Work to complete:
Identify each line in the records below that contains the word "Tuesday", and copy it.

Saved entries
□ □ □ □
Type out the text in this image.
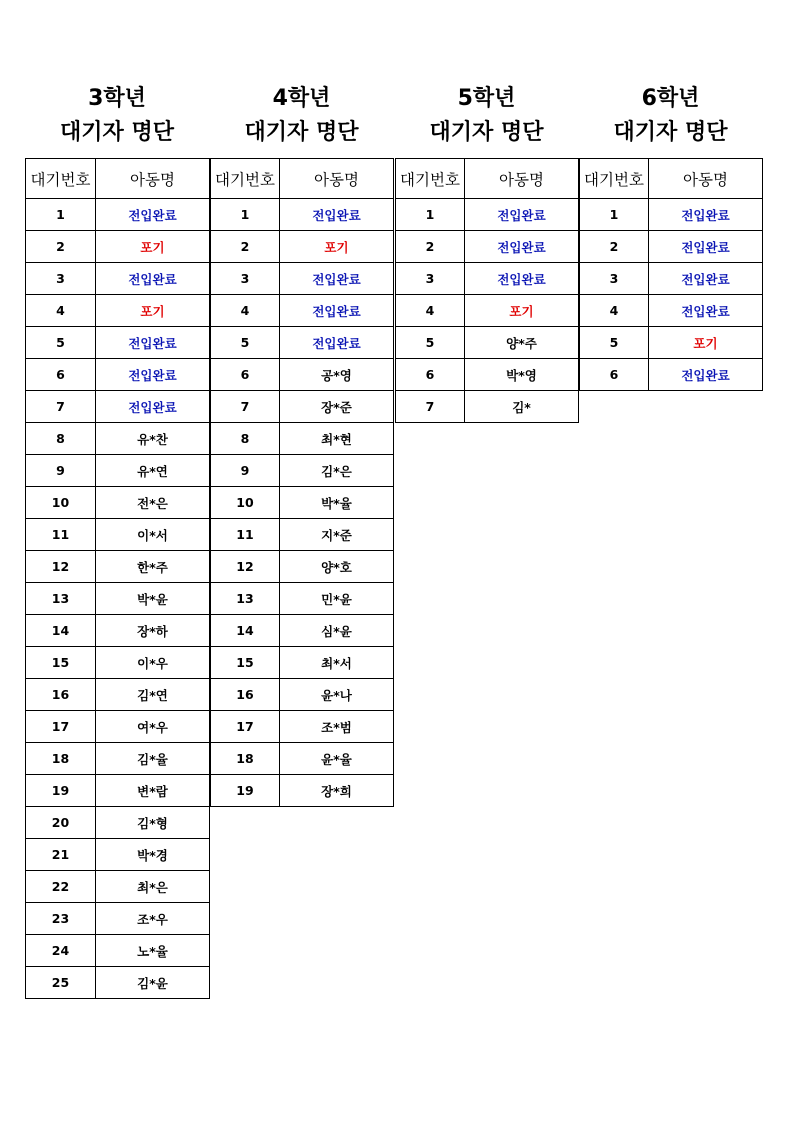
3학년
대기자 명단
대기번호	아동명
1	전입완료
2	포기
3	전입완료
4	포기
5	전입완료
6	전입완료
7	전입완료
8	유*찬
9	유*연
10	전*은
11	이*서
12	한*주
13	박*윤
14	장*하
15	이*우
16	김*연
17	여*우
18	김*율
19	변*람
20	김*형
21	박*경
22	최*은
23	조*우
24	노*율
25	김*윤
4학년
대기자 명단
대기번호	아동명
1	전입완료
2	포기
3	전입완료
4	전입완료
5	전입완료
6	공*영
7	장*준
8	최*현
9	김*은
10	박*율
11	지*준
12	양*호
13	민*윤
14	심*윤
15	최*서
16	윤*나
17	조*범
18	윤*율
19	장*희
5학년
대기자 명단
대기번호	아동명
1	전입완료
2	전입완료
3	전입완료
4	포기
5	양*주
6	박*영
7	김*
6학년
대기자 명단
대기번호	아동명
1	전입완료
2	전입완료
3	전입완료
4	전입완료
5	포기
6	전입완료
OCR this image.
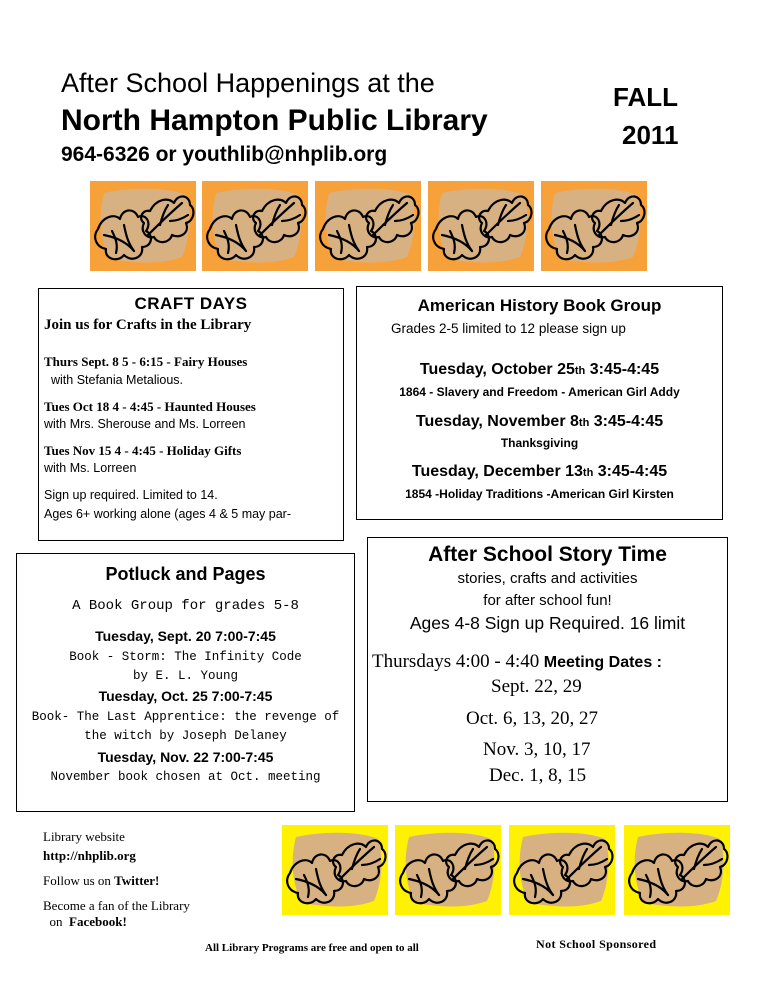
After School Happenings at the
North Hampton Public Library
964-6326 or youthlib@nhplib.org
FALL
2011
CRAFT DAYS
Join us for Crafts in the Library
Thurs Sept. 8 5 - 6:15 - Fairy Houses
with Stefania Metalious.
Tues Oct 18 4 - 4:45 - Haunted Houses
with Mrs. Sherouse and Ms. Lorreen
Tues Nov 15 4 - 4:45 - Holiday Gifts
with Ms. Lorreen
Sign up required. Limited to 14.
Ages 6+ working alone (ages 4 & 5 may par-
American History Book Group
Grades 2-5 limited to 12 please sign up
Tuesday, October 25th 3:45-4:45
1864 - Slavery and Freedom - American Girl Addy
Tuesday, November 8th 3:45-4:45
Thanksgiving
Tuesday, December 13th 3:45-4:45
1854 -Holiday Traditions -American Girl Kirsten
Potluck and Pages
A Book Group for grades 5-8
Tuesday, Sept. 20 7:00-7:45
Book - Storm: The Infinity Code
by E. L. Young
Tuesday, Oct. 25 7:00-7:45
Book- The Last Apprentice: the revenge of
the witch by Joseph Delaney
Tuesday, Nov. 22 7:00-7:45
November book chosen at Oct. meeting
After School Story Time
stories, crafts and activities
for after school fun!
Ages 4-8 Sign up Required. 16 limit
Thursdays 4:00 - 4:40 Meeting Dates :
Sept. 22, 29
Oct. 6, 13, 20, 27
Nov. 3, 10, 17
Dec. 1, 8, 15
Library website
http://nhplib.org
Follow us on Twitter!
Become a fan of the Library
on  Facebook!
All Library Programs are free and open to all	Not School Sponsored
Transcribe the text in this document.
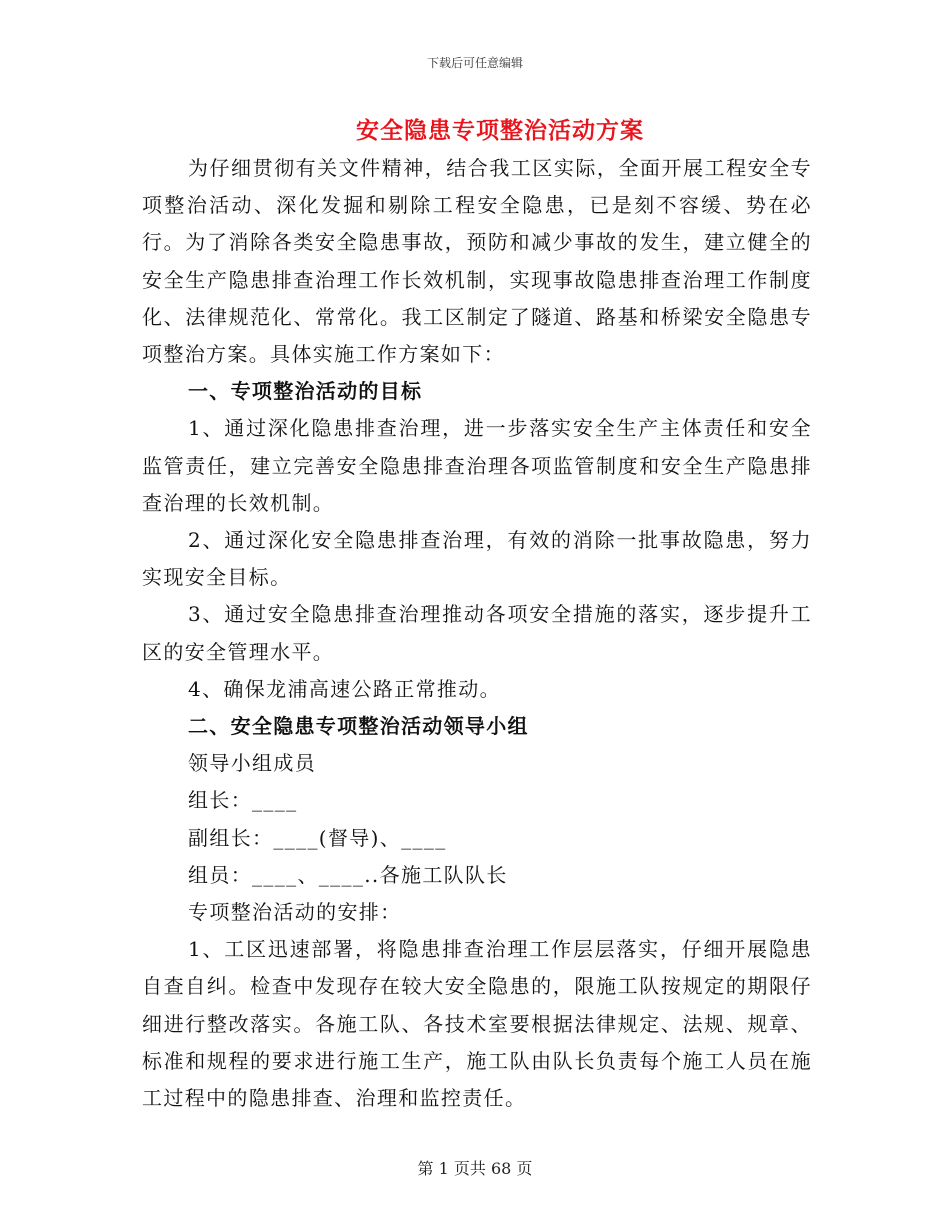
下载后可任意编辑
安全隐患专项整治活动方案

为仔细贯彻有关文件精神，结合我工区实际，全面开展工程安全专项整治活动、深化发掘和剔除工程安全隐患，已是刻不容缓、势在必行。为了消除各类安全隐患事故，预防和减少事故的发生，建立健全的安全生产隐患排查治理工作长效机制，实现事故隐患排查治理工作制度化、法律规范化、常常化。我工区制定了隧道、路基和桥梁安全隐患专项整治方案。具体实施工作方案如下：

一、专项整治活动的目标

1、通过深化隐患排查治理，进一步落实安全生产主体责任和安全监管责任，建立完善安全隐患排查治理各项监管制度和安全生产隐患排查治理的长效机制。

2、通过深化安全隐患排查治理，有效的消除一批事故隐患，努力实现安全目标。

3、通过安全隐患排查治理推动各项安全措施的落实，逐步提升工区的安全管理水平。

4、确保龙浦高速公路正常推动。

二、安全隐患专项整治活动领导小组

领导小组成员

组长：____

副组长：____(督导)、____

组员：____、____..各施工队队长

专项整治活动的安排：

1、工区迅速部署，将隐患排查治理工作层层落实，仔细开展隐患自查自纠。检查中发现存在较大安全隐患的，限施工队按规定的期限仔细进行整改落实。各施工队、各技术室要根据法律规定、法规、规章、标准和规程的要求进行施工生产，施工队由队长负责每个施工人员在施工过程中的隐患排查、治理和监控责任。

第 1 页共 68 页
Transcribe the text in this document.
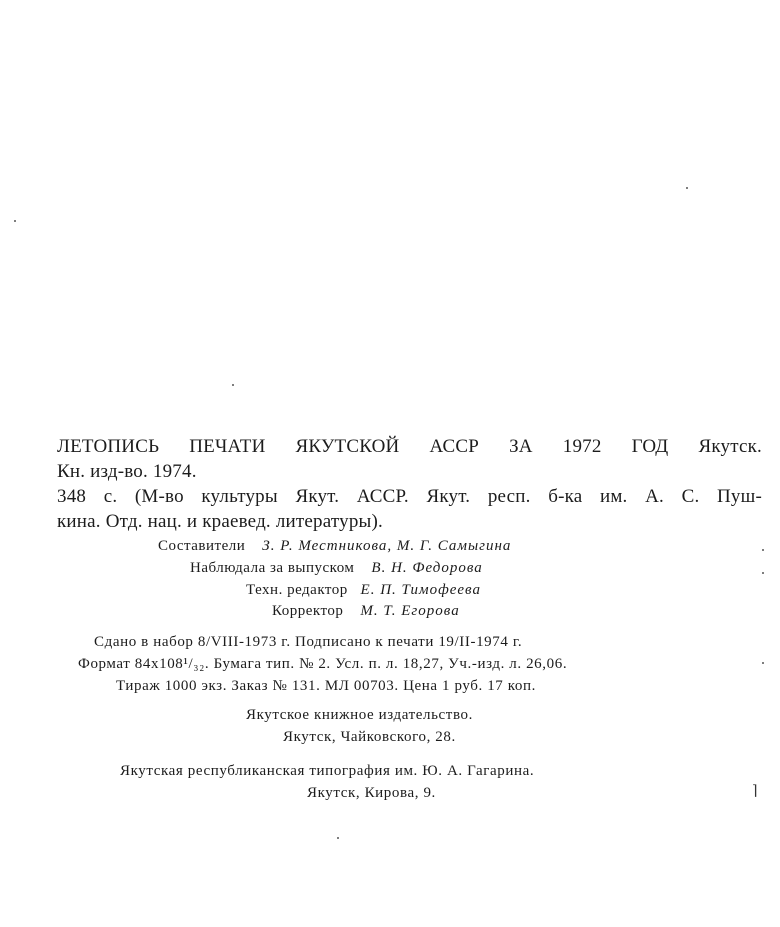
ЛЕТОПИСЬ ПЕЧАТИ ЯКУТСКОЙ АССР ЗА 1972 ГОД Якутск.
Кн. изд-во. 1974.
348 с. (М-во культуры Якут. АССР. Якут. респ. б-ка им. А. С. Пуш-
кина. Отд. нац. и краевед. литературы).
Составители З. Р. Местникова, М. Г. Самыгина
Наблюдала за выпуском В. Н. Федорова
Техн. редактор Е. П. Тимофеева
Корректор М. Т. Егорова
Сдано в набор 8/VIII-1973 г. Подписано к печати 19/II-1974 г.
Формат 84x108¹/₃₂. Бумага тип. № 2. Усл. п. л. 18,27, Уч.-изд. л. 26,06.
Тираж 1000 экз. Заказ № 131. МЛ 00703. Цена 1 руб. 17 коп.
Якутское книжное издательство.
Якутск, Чайковского, 28.
Якутская республиканская типография им. Ю. А. Гагарина.
Якутск, Кирова, 9.	⌉
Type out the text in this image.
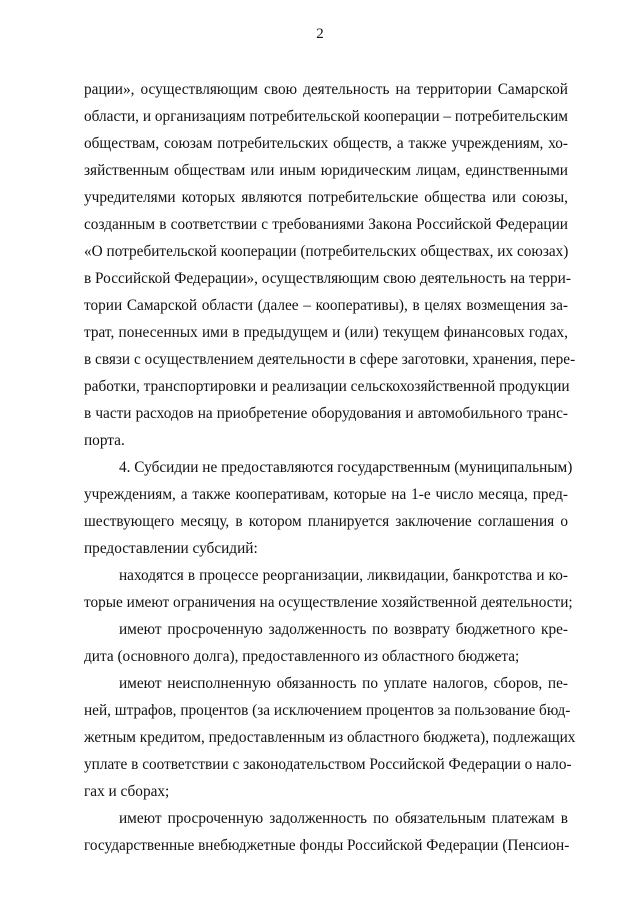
2
рации», осуществляющим свою деятельность на территории Самарской
области, и организациям потребительской кооперации – потребительским
обществам, союзам потребительских обществ, а также учреждениям, хо-
зяйственным обществам или иным юридическим лицам, единственными
учредителями которых являются потребительские общества или союзы,
созданным в соответствии с требованиями Закона Российской Федерации
«О потребительской кооперации (потребительских обществах, их союзах)
в Российской Федерации», осуществляющим свою деятельность на терри-
тории Самарской области (далее – кооперативы), в целях возмещения за-
трат, понесенных ими в предыдущем и (или) текущем финансовых годах,
в связи с осуществлением деятельности в сфере заготовки, хранения, пере-
работки, транспортировки и реализации сельскохозяйственной продукции
в части расходов на приобретение оборудования и автомобильного транс-
порта.
4. Субсидии не предоставляются государственным (муниципальным)
учреждениям, а также кооперативам, которые на 1-е число месяца, пред-
шествующего месяцу, в котором планируется заключение соглашения о
предоставлении субсидий:
находятся в процессе реорганизации, ликвидации, банкротства и ко-
торые имеют ограничения на осуществление хозяйственной деятельности;
имеют просроченную задолженность по возврату бюджетного кре-
дита (основного долга), предоставленного из областного бюджета;
имеют неисполненную обязанность по уплате налогов, сборов, пе-
ней, штрафов, процентов (за исключением процентов за пользование бюд-
жетным кредитом, предоставленным из областного бюджета), подлежащих
уплате в соответствии с законодательством Российской Федерации о нало-
гах и сборах;
имеют просроченную задолженность по обязательным платежам в
государственные внебюджетные фонды Российской Федерации (Пенсион-
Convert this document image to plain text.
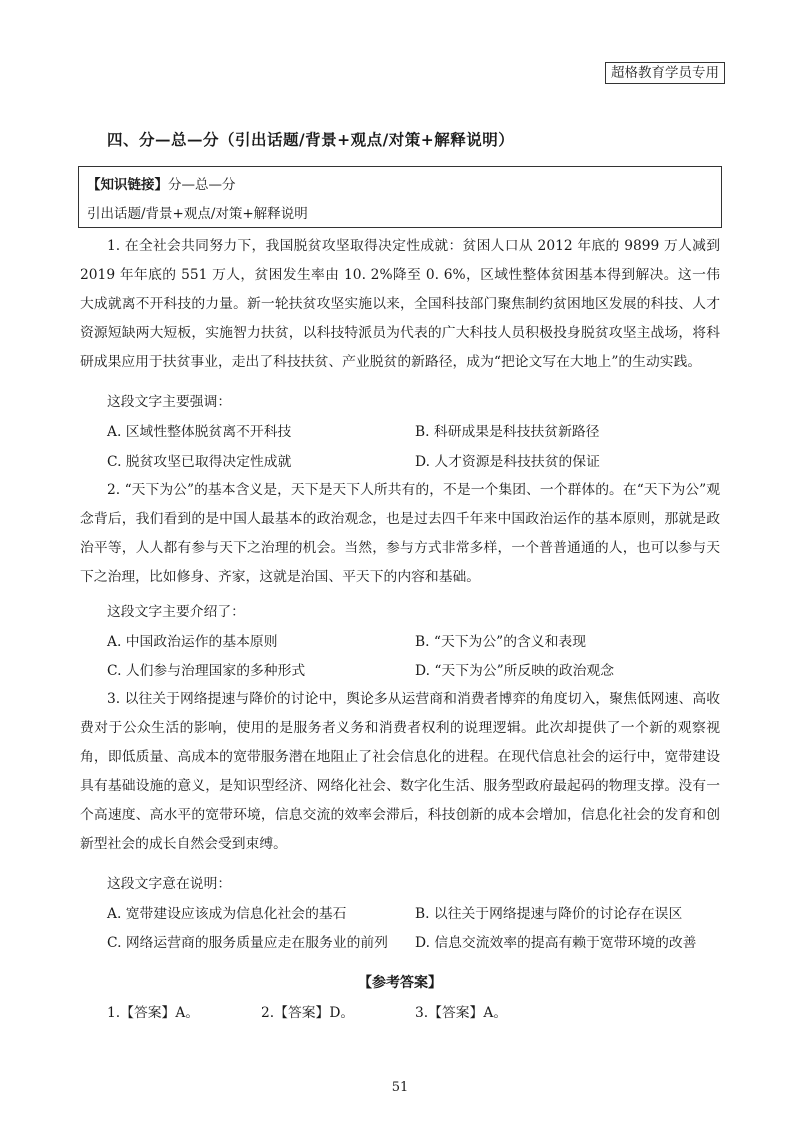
超格教育学员专用
四、分—总—分（引出话题/背景+观点/对策+解释说明）
【知识链接】分—总—分
引出话题/背景+观点/对策+解释说明
1. 在全社会共同努力下，我国脱贫攻坚取得决定性成就：贫困人口从 2012 年底的 9899 万人减到 2019 年年底的 551 万人，贫困发生率由 10. 2%降至 0. 6%，区域性整体贫困基本得到解决。这一伟大成就离不开科技的力量。新一轮扶贫攻坚实施以来，全国科技部门聚焦制约贫困地区发展的科技、人才资源短缺两大短板，实施智力扶贫，以科技特派员为代表的广大科技人员积极投身脱贫攻坚主战场，将科研成果应用于扶贫事业，走出了科技扶贫、产业脱贫的新路径，成为“把论文写在大地上”的生动实践。
这段文字主要强调：
A. 区域性整体脱贫离不开科技	B. 科研成果是科技扶贫新路径
C. 脱贫攻坚已取得决定性成就	D. 人才资源是科技扶贫的保证
2. “天下为公”的基本含义是，天下是天下人所共有的，不是一个集团、一个群体的。在“天下为公”观念背后，我们看到的是中国人最基本的政治观念，也是过去四千年来中国政治运作的基本原则，那就是政治平等，人人都有参与天下之治理的机会。当然，参与方式非常多样，一个普普通通的人，也可以参与天下之治理，比如修身、齐家，这就是治国、平天下的内容和基础。
这段文字主要介绍了：
A. 中国政治运作的基本原则	B. “天下为公”的含义和表现
C. 人们参与治理国家的多种形式	D. “天下为公”所反映的政治观念
3. 以往关于网络提速与降价的讨论中，舆论多从运营商和消费者博弈的角度切入，聚焦低网速、高收费对于公众生活的影响，使用的是服务者义务和消费者权利的说理逻辑。此次却提供了一个新的观察视角，即低质量、高成本的宽带服务潜在地阻止了社会信息化的进程。在现代信息社会的运行中，宽带建设具有基础设施的意义，是知识型经济、网络化社会、数字化生活、服务型政府最起码的物理支撑。没有一个高速度、高水平的宽带环境，信息交流的效率会滞后，科技创新的成本会增加，信息化社会的发育和创新型社会的成长自然会受到束缚。
这段文字意在说明：
A. 宽带建设应该成为信息化社会的基石	B. 以往关于网络提速与降价的讨论存在误区
C. 网络运营商的服务质量应走在服务业的前列 D. 信息交流效率的提高有赖于宽带环境的改善
【参考答案】
1.【答案】A。	2.【答案】D。	3.【答案】A。
51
□ □ □ □
Exercise output:
Tuesday, October 25th 3:45-4:45
Tuesday, November 8th 3:45-4:45
Tuesday, December 13th 3:45-4:45
Tuesday, Sept. 20 7:00-7:45
Tuesday, Oct. 25 7:00-7:45
Tuesday, Nov. 22 7:00-7:45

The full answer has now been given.